→ **PROBLEM**:
Listed below are entries; give the number of lines among them that include "label", and only that number.

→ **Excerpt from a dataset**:
○ ○ ○ ○

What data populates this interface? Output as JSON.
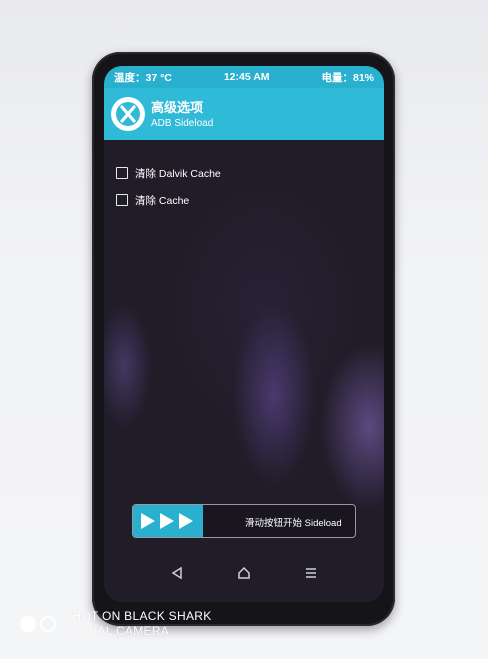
{
  "status_bar": {
    "temperature": "温度：37 °C",
    "time": "12:45 AM",
    "battery": "电量：81%"
  },
  "header": {
    "title": "高级选项",
    "subtitle": "ADB Sideload",
    "logo_icon": "twrp-logo-icon"
  },
  "options": [
    {
      "label": "清除 Dalvik Cache",
      "checked": false
    },
    {
      "label": "清除 Cache",
      "checked": false
    }
  ],
  "slider": {
    "label": "滑动按钮开始 Sideload",
    "icon": "triple-arrow-icon"
  },
  "navbar": {
    "back_icon": "back-triangle-icon",
    "home_icon": "home-icon",
    "menu_icon": "menu-icon"
  },
  "watermark": {
    "line1": "SHOT ON BLACK SHARK",
    "line2": "AI DUAL CAMERA"
  },
  "colors": {
    "accent": "#2fbad8",
    "status_bar": "#29b0cf",
    "background": "#201c28"
  }
}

○ ○ ○ ○

→ **ANSWER TO THIS PROBLEM**:
3